*Exercise aim*: Among the entries, which lines carry the string "gdzie"? Copy each of them.

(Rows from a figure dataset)
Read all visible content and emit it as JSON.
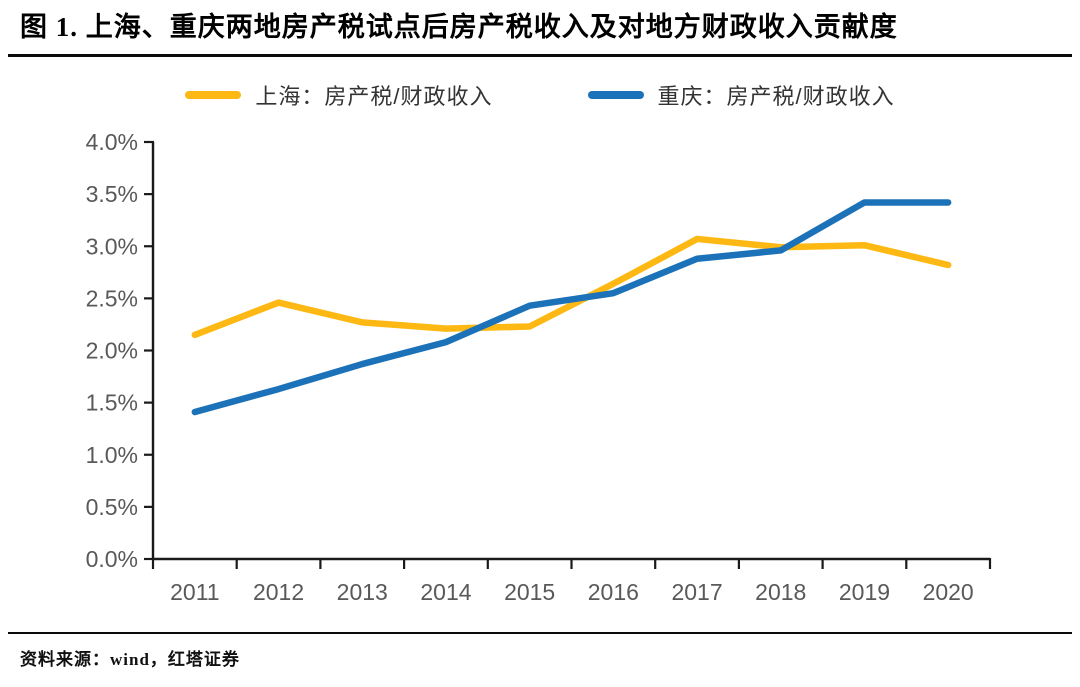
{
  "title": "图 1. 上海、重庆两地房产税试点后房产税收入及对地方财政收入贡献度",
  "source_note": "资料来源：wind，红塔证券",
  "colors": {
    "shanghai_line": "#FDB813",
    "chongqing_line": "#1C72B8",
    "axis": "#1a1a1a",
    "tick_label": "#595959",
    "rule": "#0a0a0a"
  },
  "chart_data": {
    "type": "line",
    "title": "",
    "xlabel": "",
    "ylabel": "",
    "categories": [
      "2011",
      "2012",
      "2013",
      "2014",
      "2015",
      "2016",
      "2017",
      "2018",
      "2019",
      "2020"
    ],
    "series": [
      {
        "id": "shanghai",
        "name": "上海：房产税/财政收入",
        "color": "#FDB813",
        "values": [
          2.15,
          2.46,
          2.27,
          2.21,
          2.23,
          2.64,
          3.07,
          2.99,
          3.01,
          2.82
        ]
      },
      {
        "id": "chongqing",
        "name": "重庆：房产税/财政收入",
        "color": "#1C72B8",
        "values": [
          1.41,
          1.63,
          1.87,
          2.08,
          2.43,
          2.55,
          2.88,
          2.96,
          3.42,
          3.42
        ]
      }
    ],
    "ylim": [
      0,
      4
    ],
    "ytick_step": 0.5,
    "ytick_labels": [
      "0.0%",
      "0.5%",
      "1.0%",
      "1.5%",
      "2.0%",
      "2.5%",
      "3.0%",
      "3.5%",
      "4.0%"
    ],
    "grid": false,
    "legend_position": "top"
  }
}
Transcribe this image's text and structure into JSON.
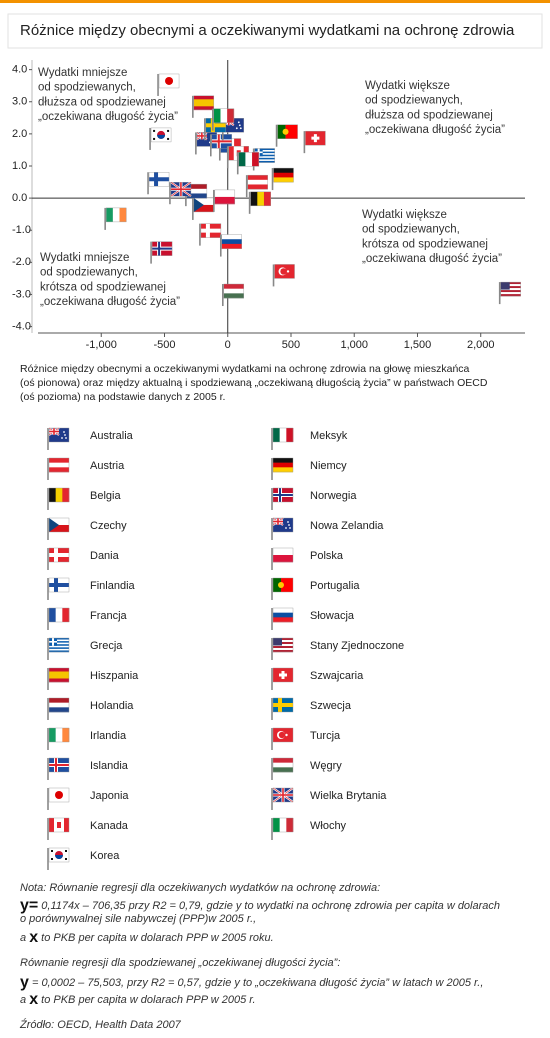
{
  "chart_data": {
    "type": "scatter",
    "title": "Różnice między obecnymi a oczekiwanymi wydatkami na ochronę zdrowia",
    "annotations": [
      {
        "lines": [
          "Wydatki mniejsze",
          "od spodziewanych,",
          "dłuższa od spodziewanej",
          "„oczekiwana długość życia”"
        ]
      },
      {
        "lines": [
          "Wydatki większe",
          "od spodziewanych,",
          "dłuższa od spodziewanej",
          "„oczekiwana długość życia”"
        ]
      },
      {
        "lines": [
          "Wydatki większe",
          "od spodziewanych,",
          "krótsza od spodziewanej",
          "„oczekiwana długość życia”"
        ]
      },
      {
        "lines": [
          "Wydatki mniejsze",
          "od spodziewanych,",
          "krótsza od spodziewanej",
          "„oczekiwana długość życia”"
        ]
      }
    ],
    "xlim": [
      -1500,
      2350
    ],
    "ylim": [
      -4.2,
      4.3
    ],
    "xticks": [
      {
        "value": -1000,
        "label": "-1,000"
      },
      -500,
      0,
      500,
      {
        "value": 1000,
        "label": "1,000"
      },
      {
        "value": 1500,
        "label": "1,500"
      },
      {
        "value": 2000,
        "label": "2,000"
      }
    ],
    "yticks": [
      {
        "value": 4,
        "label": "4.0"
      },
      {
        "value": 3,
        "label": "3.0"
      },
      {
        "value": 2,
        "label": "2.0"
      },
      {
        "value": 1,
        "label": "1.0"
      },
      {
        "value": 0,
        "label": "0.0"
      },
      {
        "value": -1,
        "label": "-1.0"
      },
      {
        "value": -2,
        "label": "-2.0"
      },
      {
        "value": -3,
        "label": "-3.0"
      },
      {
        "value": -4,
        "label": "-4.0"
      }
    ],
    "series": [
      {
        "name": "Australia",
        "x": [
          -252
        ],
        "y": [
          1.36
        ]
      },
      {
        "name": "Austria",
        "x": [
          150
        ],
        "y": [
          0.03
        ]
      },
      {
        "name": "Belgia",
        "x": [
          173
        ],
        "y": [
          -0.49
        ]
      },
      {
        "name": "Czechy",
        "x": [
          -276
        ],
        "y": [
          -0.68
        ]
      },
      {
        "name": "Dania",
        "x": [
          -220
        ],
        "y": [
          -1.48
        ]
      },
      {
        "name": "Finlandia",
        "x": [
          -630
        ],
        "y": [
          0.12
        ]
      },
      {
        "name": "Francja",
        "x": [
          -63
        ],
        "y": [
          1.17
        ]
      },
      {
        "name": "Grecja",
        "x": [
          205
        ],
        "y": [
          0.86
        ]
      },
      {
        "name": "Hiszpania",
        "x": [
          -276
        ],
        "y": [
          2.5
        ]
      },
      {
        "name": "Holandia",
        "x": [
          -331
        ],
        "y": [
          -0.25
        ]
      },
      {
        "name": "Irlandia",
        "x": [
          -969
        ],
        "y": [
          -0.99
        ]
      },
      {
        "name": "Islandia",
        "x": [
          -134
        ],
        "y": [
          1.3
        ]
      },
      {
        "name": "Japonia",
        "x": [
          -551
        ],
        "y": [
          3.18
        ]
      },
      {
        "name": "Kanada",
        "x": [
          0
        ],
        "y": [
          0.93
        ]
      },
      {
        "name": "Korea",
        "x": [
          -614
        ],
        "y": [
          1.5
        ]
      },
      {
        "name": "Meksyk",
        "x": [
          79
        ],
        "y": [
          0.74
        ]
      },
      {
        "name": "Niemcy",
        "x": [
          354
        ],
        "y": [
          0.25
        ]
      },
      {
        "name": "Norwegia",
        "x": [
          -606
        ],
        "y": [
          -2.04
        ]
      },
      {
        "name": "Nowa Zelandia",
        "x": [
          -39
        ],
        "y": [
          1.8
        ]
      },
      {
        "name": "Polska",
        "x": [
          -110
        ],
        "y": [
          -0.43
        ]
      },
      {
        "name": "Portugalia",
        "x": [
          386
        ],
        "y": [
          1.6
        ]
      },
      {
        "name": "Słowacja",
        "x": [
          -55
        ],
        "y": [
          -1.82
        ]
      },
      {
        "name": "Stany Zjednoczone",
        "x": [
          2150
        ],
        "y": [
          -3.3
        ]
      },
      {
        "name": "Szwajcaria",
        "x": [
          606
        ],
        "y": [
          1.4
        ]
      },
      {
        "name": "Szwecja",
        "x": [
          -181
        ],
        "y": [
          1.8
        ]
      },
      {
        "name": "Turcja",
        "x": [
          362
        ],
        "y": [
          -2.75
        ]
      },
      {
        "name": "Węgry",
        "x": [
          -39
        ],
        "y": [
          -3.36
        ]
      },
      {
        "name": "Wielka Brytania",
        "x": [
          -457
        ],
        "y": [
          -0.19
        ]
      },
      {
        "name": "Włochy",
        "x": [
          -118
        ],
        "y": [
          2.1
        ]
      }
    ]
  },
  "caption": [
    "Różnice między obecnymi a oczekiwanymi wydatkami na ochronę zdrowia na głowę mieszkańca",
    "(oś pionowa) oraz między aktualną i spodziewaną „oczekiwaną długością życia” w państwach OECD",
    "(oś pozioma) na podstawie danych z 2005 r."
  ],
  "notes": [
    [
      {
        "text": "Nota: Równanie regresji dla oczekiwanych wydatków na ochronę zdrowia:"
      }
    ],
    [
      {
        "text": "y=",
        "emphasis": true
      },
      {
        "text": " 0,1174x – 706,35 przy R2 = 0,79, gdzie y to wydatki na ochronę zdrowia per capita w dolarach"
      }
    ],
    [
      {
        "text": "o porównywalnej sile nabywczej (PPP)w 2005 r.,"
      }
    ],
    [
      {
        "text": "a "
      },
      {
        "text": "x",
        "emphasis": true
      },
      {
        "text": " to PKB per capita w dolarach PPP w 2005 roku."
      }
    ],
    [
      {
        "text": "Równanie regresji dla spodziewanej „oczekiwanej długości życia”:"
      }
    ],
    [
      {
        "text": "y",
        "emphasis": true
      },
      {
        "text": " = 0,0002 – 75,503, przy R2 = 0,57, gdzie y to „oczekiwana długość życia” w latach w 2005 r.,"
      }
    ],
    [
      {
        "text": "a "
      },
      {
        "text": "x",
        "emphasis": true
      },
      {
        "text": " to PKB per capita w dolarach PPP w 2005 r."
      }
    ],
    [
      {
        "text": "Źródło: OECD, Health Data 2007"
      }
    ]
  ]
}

*Output*:
        "text": " 0,1174x – 706,35 przy R2 = 0,79, gdzie y to wydatki na ochronę zdrowia per capita w dolarach"
        "text": " = 0,0002 – 75,503, przy R2 = 0,57, gdzie y to „oczekiwana długość życia” w latach w 2005 r.,"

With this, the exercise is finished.